However, this also have the sad implication that an ill-designed glyph
code will always render junk, whatever the font engine's version, and
that it's very difficult to produce quality glyph code. There are about
200 TrueType opcodes, and no known `high-level language' for it. Most
type artists aren't programmers at all and the only tools able to
produce quality code from vectorial representation have been
distributed to only a few font foundries, while tools available to the
public, e.g. Fontographer, are usually expensive though generating
average to mediocre glyph code.
All this explains why an enormous number of broken or ugly `free' fonts
have appeared on the TrueType scene, and that this format is now
mistakenly thought as `crap' by many people. Funnily, these are often
the same who stare at the `beauty' of the classic `Times New Roman' and
`Arial/Helvetica' at 8 points.
Once a glyph's code has been executed, the scan-line converter converts
the fitted outline into a bitmap (or a pixmap with font-smoothing).

• **RECORD LIST**
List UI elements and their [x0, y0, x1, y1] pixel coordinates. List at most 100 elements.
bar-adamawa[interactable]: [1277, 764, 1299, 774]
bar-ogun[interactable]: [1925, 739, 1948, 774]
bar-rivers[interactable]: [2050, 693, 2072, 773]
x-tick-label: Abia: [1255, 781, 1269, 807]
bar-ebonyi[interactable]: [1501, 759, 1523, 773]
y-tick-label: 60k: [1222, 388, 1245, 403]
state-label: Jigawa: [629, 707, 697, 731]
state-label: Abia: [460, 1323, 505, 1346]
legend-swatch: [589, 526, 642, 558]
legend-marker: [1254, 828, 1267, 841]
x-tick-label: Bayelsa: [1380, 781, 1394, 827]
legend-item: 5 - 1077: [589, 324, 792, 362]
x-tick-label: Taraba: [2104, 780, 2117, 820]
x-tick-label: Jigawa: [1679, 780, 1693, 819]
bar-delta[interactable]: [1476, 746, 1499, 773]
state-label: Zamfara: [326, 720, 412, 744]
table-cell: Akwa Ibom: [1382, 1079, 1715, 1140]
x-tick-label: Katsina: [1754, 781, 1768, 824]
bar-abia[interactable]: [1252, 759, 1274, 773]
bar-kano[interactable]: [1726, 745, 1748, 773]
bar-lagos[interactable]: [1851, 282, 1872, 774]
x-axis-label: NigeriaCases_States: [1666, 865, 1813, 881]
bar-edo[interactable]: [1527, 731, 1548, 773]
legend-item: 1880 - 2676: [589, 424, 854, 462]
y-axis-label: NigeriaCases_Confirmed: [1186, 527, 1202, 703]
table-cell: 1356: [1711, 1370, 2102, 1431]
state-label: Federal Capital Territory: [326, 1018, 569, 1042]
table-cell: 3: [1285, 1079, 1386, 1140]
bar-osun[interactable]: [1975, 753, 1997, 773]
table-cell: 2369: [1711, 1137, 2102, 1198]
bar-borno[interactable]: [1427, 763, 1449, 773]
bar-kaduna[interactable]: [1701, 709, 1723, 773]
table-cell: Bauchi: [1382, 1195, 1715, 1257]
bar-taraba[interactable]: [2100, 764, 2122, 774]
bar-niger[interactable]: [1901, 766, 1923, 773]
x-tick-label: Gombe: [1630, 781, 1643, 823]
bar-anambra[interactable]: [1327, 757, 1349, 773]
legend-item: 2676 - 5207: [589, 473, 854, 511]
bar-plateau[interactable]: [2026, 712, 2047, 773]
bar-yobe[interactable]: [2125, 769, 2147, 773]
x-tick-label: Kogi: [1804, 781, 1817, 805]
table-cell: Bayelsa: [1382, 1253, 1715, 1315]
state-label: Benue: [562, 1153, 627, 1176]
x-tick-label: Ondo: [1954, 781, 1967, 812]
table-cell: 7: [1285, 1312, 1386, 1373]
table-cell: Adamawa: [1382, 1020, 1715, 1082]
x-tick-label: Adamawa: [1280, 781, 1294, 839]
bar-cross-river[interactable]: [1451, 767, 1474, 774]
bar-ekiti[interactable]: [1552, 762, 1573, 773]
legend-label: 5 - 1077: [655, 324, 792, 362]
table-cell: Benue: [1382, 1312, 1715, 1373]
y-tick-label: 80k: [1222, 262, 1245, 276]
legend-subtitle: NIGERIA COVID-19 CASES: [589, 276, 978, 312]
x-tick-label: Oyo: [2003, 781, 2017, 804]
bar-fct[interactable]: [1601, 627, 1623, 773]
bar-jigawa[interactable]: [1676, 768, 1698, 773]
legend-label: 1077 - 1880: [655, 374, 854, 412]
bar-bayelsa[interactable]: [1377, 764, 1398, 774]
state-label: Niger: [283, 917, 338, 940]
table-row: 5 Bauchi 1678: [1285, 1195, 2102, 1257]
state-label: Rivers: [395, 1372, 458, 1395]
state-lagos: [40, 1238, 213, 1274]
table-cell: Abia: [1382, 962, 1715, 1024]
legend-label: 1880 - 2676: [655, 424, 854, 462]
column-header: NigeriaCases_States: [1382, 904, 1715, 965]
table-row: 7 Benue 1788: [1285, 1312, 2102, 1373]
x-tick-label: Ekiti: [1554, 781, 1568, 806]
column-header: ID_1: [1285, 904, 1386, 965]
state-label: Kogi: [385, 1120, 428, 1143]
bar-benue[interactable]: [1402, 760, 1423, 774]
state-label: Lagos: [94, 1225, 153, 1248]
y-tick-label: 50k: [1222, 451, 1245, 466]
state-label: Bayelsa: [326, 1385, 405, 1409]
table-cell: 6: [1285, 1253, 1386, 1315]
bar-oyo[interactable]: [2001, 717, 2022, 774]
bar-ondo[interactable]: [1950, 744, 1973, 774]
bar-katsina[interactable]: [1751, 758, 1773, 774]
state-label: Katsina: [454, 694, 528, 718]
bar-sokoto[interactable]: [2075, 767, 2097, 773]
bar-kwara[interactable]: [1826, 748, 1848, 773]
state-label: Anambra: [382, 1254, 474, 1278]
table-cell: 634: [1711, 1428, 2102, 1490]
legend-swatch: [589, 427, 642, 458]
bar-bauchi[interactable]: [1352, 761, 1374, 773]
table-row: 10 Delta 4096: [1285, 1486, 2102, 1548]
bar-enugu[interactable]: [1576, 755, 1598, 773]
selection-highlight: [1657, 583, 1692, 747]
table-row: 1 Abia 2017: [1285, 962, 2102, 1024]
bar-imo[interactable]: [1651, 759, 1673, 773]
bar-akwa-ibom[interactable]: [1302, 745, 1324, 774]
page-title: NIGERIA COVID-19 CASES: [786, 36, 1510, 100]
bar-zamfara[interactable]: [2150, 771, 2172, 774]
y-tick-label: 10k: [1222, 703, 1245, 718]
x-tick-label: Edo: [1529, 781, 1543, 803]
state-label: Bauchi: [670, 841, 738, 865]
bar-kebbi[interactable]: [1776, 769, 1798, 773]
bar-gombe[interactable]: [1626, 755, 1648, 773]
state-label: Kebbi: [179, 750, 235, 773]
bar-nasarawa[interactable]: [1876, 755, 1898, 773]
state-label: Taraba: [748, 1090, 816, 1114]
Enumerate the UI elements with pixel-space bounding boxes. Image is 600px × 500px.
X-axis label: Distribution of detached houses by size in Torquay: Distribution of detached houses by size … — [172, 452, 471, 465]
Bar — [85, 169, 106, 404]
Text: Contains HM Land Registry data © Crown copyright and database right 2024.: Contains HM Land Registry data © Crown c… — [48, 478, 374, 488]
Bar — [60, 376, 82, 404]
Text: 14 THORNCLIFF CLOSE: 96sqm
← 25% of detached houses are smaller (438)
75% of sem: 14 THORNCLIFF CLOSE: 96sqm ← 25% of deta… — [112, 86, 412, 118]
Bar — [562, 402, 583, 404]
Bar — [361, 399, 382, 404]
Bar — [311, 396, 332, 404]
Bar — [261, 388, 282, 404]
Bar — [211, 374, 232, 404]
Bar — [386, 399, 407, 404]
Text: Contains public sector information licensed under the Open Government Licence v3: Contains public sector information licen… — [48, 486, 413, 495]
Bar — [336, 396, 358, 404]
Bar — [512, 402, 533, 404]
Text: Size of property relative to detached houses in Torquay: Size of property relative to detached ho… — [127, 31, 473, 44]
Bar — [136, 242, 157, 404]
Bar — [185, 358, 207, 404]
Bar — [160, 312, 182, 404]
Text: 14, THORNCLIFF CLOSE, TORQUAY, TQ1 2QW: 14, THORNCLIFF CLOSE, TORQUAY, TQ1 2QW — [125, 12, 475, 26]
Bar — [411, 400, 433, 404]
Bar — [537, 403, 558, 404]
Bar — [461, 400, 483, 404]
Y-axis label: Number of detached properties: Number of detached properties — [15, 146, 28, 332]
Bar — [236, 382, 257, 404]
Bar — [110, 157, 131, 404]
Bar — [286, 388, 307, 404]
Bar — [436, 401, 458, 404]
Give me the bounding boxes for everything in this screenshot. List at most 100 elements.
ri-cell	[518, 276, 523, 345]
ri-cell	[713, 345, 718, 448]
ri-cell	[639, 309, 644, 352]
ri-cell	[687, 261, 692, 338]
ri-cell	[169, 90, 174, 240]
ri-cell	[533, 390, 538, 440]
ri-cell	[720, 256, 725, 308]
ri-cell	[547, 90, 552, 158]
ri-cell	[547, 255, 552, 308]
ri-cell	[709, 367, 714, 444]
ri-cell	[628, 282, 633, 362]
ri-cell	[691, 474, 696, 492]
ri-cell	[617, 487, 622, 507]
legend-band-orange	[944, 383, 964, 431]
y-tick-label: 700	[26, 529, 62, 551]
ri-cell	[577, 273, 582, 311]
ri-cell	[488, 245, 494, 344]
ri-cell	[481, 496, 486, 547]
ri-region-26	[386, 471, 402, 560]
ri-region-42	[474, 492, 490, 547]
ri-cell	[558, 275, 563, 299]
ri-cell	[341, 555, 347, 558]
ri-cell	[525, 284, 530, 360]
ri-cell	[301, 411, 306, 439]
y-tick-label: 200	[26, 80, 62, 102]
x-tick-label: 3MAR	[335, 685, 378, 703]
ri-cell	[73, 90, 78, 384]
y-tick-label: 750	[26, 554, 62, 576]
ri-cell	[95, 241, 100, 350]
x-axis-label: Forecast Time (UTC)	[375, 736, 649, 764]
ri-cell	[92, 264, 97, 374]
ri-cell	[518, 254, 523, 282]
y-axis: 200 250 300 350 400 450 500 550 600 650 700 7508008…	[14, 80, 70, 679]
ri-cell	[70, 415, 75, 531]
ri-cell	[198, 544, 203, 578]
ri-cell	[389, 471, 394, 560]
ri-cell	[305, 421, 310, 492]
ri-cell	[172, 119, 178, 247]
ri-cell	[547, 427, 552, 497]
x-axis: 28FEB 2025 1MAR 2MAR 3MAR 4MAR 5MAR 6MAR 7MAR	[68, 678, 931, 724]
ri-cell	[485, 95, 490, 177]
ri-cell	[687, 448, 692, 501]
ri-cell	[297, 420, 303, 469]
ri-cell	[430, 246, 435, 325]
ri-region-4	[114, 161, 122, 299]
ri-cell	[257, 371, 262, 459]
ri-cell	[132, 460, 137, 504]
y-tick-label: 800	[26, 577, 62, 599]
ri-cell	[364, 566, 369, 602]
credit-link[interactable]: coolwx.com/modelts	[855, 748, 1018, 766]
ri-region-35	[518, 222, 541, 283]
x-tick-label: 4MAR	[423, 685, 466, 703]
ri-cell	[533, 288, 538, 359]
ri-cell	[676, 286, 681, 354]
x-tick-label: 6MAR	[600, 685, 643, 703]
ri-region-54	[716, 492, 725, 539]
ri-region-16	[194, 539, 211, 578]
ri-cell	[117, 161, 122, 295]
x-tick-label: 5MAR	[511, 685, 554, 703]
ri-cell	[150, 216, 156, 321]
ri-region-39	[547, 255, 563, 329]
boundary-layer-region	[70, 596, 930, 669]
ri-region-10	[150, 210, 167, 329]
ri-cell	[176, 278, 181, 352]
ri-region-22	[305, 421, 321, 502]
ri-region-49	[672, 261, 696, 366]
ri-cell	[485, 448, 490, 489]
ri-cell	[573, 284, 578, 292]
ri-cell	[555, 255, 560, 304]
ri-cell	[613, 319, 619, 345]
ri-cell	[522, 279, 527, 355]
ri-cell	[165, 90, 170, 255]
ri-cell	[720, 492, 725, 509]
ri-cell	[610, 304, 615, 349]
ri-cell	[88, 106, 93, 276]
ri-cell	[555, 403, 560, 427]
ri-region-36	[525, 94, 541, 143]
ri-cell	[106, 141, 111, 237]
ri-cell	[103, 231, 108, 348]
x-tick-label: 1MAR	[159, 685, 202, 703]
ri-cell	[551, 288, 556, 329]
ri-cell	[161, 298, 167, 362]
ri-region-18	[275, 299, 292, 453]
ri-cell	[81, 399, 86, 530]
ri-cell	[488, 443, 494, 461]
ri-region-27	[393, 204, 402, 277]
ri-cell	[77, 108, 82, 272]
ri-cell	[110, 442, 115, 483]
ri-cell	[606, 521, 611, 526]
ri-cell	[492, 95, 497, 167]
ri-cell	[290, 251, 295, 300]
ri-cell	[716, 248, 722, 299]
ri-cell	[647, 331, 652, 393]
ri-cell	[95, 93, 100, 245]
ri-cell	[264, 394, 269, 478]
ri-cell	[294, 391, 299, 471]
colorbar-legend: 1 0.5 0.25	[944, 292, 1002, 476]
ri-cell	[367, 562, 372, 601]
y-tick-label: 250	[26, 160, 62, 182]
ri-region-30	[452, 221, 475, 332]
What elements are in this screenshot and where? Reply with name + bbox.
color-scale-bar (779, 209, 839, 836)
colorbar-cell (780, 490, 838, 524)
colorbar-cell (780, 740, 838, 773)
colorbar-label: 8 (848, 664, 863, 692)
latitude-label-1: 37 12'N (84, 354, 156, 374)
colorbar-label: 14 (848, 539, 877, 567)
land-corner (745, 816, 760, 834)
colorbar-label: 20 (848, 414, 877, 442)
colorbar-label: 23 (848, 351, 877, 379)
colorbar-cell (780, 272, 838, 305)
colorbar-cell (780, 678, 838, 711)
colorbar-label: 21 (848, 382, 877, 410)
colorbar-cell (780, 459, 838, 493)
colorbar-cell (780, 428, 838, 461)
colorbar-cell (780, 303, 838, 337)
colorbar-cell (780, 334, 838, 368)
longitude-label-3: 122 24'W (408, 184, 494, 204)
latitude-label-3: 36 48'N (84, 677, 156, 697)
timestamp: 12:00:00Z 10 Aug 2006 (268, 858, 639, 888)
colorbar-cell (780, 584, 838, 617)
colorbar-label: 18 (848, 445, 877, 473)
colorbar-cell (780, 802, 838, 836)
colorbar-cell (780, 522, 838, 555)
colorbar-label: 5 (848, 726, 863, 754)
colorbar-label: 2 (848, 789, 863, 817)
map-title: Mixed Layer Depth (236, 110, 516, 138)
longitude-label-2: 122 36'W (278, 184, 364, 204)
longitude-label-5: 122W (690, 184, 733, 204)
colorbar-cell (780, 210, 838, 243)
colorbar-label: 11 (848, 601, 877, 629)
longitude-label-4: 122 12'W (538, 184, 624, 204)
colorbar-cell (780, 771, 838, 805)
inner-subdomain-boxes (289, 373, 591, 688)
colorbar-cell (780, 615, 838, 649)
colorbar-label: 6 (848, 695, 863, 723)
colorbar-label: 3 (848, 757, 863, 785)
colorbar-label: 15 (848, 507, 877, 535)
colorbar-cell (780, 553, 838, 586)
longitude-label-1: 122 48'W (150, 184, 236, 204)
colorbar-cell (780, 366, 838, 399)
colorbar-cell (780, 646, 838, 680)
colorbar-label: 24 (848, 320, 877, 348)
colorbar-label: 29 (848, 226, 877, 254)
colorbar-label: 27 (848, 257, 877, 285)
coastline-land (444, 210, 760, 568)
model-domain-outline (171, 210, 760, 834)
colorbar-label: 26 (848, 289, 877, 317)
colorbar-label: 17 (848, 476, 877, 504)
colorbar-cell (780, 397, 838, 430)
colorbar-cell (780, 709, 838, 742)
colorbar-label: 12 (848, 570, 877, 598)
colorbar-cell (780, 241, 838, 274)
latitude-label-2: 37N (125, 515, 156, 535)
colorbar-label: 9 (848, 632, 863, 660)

• **OBJECTIVES**
1. According to the TrueType text, about how many TrueType opcodes are there?
2. Change the TrueType text from "All this explains" up to and including "at 8 points.", replacing "enormous" with "large".
The records have no connection to the TrueType text.

• **ANSWERS PER TASK**
1. There are about 200 TrueType opcodes.

2.
All this explains why an large number of broken or ugly `free' fonts
have appeared on the TrueType scene, and that this format is now
mistakenly thought as `crap' by many people. Funnily, these are often
the same who stare at the `beauty' of the classic `Times New Roman' and
`Arial/Helvetica' at 8 points.